WHAT YOU WILL DO —
Copy out each line of the material below with no changes.

TASK DATA —
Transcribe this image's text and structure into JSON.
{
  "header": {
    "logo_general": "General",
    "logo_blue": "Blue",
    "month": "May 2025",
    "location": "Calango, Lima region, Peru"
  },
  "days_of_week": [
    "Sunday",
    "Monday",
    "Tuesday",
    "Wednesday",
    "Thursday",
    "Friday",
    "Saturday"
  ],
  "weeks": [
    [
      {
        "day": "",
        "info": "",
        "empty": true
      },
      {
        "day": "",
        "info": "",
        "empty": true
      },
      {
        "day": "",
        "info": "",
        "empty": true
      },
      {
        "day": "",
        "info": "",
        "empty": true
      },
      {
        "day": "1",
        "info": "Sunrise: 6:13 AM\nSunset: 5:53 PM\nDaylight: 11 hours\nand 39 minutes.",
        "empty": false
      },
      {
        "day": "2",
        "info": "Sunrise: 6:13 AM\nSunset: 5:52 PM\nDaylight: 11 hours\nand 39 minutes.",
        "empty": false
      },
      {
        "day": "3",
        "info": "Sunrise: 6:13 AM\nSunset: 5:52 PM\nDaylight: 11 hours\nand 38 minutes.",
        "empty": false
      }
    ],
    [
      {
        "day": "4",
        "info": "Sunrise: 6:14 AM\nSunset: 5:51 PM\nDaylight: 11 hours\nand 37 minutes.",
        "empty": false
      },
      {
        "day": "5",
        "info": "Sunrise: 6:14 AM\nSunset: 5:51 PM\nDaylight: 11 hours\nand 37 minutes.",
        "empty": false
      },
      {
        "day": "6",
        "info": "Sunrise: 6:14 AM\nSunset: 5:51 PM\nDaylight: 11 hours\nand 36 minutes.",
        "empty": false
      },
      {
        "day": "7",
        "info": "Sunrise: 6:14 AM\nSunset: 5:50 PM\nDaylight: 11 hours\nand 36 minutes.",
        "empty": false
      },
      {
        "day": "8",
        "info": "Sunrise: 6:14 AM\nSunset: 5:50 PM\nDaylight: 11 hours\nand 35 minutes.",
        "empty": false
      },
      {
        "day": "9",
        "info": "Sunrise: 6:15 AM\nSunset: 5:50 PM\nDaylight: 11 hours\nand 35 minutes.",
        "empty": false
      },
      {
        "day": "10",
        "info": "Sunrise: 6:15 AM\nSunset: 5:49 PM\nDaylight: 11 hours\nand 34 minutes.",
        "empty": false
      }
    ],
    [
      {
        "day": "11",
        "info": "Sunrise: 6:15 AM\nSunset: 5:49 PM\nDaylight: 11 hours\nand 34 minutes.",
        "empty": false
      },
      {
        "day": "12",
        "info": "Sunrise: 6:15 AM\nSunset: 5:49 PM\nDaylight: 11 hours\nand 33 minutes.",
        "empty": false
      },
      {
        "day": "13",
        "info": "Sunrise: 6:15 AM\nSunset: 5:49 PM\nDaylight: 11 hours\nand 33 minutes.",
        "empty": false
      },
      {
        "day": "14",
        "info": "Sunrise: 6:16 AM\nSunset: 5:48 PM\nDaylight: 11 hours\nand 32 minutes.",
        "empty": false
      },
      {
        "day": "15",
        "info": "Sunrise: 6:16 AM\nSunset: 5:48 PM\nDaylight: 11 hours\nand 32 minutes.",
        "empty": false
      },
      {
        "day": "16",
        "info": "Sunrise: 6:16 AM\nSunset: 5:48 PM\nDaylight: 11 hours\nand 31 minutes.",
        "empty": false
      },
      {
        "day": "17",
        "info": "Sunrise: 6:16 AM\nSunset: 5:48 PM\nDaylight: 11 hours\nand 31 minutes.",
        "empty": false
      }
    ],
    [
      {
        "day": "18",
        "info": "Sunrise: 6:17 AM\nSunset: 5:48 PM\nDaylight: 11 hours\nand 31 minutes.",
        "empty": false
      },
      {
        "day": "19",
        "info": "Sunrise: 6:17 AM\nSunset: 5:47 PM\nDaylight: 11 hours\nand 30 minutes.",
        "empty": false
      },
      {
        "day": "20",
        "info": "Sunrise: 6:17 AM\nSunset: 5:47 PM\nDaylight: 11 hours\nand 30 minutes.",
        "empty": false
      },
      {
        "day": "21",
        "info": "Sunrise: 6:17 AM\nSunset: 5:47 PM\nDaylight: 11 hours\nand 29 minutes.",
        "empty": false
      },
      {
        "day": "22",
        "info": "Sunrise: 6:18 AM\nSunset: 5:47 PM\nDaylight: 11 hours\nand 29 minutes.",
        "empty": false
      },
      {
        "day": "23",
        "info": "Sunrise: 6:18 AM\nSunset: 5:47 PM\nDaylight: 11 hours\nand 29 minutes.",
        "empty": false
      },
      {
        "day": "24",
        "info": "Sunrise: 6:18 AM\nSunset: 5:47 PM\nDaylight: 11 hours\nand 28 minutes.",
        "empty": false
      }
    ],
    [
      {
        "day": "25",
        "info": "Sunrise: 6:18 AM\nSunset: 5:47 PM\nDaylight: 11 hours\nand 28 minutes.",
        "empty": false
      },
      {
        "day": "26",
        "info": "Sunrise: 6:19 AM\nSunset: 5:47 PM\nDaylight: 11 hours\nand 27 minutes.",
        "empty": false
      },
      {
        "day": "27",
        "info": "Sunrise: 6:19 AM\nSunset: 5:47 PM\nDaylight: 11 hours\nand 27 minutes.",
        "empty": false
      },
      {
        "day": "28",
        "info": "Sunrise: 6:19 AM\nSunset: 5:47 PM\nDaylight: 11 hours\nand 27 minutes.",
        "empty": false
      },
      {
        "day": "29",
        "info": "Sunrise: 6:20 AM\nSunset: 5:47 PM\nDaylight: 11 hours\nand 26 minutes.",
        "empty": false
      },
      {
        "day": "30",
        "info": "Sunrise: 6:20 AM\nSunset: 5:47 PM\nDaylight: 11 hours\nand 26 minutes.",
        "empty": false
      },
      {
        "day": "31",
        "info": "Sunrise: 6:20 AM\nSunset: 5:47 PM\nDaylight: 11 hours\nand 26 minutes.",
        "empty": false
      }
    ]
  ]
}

EXERCISE ANSWER —
Transcribe this image's text and structure into JSON.
{
  "header": {
    "logo_general": "General",
    "logo_blue": "Blue",
    "month": "May 2025",
    "location": "Calango, Lima region, Peru"
  },
  "days_of_week": [
    "Sunday",
    "Monday",
    "Tuesday",
    "Wednesday",
    "Thursday",
    "Friday",
    "Saturday"
  ],
  "weeks": [
    [
      {
        "day": "",
        "info": "",
        "empty": true
      },
      {
        "day": "",
        "info": "",
        "empty": true
      },
      {
        "day": "",
        "info": "",
        "empty": true
      },
      {
        "day": "",
        "info": "",
        "empty": true
      },
      {
        "day": "1",
        "info": "Sunrise: 6:13 AM\nSunset: 5:53 PM\nDaylight: 11 hours\nand 39 minutes.",
        "empty": false
      },
      {
        "day": "2",
        "info": "Sunrise: 6:13 AM\nSunset: 5:52 PM\nDaylight: 11 hours\nand 39 minutes.",
        "empty": false
      },
      {
        "day": "3",
        "info": "Sunrise: 6:13 AM\nSunset: 5:52 PM\nDaylight: 11 hours\nand 38 minutes.",
        "empty": false
      }
    ],
    [
      {
        "day": "4",
        "info": "Sunrise: 6:14 AM\nSunset: 5:51 PM\nDaylight: 11 hours\nand 37 minutes.",
        "empty": false
      },
      {
        "day": "5",
        "info": "Sunrise: 6:14 AM\nSunset: 5:51 PM\nDaylight: 11 hours\nand 37 minutes.",
        "empty": false
      },
      {
        "day": "6",
        "info": "Sunrise: 6:14 AM\nSunset: 5:51 PM\nDaylight: 11 hours\nand 36 minutes.",
        "empty": false
      },
      {
        "day": "7",
        "info": "Sunrise: 6:14 AM\nSunset: 5:50 PM\nDaylight: 11 hours\nand 36 minutes.",
        "empty": false
      },
      {
        "day": "8",
        "info": "Sunrise: 6:14 AM\nSunset: 5:50 PM\nDaylight: 11 hours\nand 35 minutes.",
        "empty": false
      },
      {
        "day": "9",
        "info": "Sunrise: 6:15 AM\nSunset: 5:50 PM\nDaylight: 11 hours\nand 35 minutes.",
        "empty": false
      },
      {
        "day": "10",
        "info": "Sunrise: 6:15 AM\nSunset: 5:49 PM\nDaylight: 11 hours\nand 34 minutes.",
        "empty": false
      }
    ],
    [
      {
        "day": "11",
        "info": "Sunrise: 6:15 AM\nSunset: 5:49 PM\nDaylight: 11 hours\nand 34 minutes.",
        "empty": false
      },
      {
        "day": "12",
        "info": "Sunrise: 6:15 AM\nSunset: 5:49 PM\nDaylight: 11 hours\nand 33 minutes.",
        "empty": false
      },
      {
        "day": "13",
        "info": "Sunrise: 6:15 AM\nSunset: 5:49 PM\nDaylight: 11 hours\nand 33 minutes.",
        "empty": false
      },
      {
        "day": "14",
        "info": "Sunrise: 6:16 AM\nSunset: 5:48 PM\nDaylight: 11 hours\nand 32 minutes.",
        "empty": false
      },
      {
        "day": "15",
        "info": "Sunrise: 6:16 AM\nSunset: 5:48 PM\nDaylight: 11 hours\nand 32 minutes.",
        "empty": false
      },
      {
        "day": "16",
        "info": "Sunrise: 6:16 AM\nSunset: 5:48 PM\nDaylight: 11 hours\nand 31 minutes.",
        "empty": false
      },
      {
        "day": "17",
        "info": "Sunrise: 6:16 AM\nSunset: 5:48 PM\nDaylight: 11 hours\nand 31 minutes.",
        "empty": false
      }
    ],
    [
      {
        "day": "18",
        "info": "Sunrise: 6:17 AM\nSunset: 5:48 PM\nDaylight: 11 hours\nand 31 minutes.",
        "empty": false
      },
      {
        "day": "19",
        "info": "Sunrise: 6:17 AM\nSunset: 5:47 PM\nDaylight: 11 hours\nand 30 minutes.",
        "empty": false
      },
      {
        "day": "20",
        "info": "Sunrise: 6:17 AM\nSunset: 5:47 PM\nDaylight: 11 hours\nand 30 minutes.",
        "empty": false
      },
      {
        "day": "21",
        "info": "Sunrise: 6:17 AM\nSunset: 5:47 PM\nDaylight: 11 hours\nand 29 minutes.",
        "empty": false
      },
      {
        "day": "22",
        "info": "Sunrise: 6:18 AM\nSunset: 5:47 PM\nDaylight: 11 hours\nand 29 minutes.",
        "empty": false
      },
      {
        "day": "23",
        "info": "Sunrise: 6:18 AM\nSunset: 5:47 PM\nDaylight: 11 hours\nand 29 minutes.",
        "empty": false
      },
      {
        "day": "24",
        "info": "Sunrise: 6:18 AM\nSunset: 5:47 PM\nDaylight: 11 hours\nand 28 minutes.",
        "empty": false
      }
    ],
    [
      {
        "day": "25",
        "info": "Sunrise: 6:18 AM\nSunset: 5:47 PM\nDaylight: 11 hours\nand 28 minutes.",
        "empty": false
      },
      {
        "day": "26",
        "info": "Sunrise: 6:19 AM\nSunset: 5:47 PM\nDaylight: 11 hours\nand 27 minutes.",
        "empty": false
      },
      {
        "day": "27",
        "info": "Sunrise: 6:19 AM\nSunset: 5:47 PM\nDaylight: 11 hours\nand 27 minutes.",
        "empty": false
      },
      {
        "day": "28",
        "info": "Sunrise: 6:19 AM\nSunset: 5:47 PM\nDaylight: 11 hours\nand 27 minutes.",
        "empty": false
      },
      {
        "day": "29",
        "info": "Sunrise: 6:20 AM\nSunset: 5:47 PM\nDaylight: 11 hours\nand 26 minutes.",
        "empty": false
      },
      {
        "day": "30",
        "info": "Sunrise: 6:20 AM\nSunset: 5:47 PM\nDaylight: 11 hours\nand 26 minutes.",
        "empty": false
      },
      {
        "day": "31",
        "info": "Sunrise: 6:20 AM\nSunset: 5:47 PM\nDaylight: 11 hours\nand 26 minutes.",
        "empty": false
      }
    ]
  ]
}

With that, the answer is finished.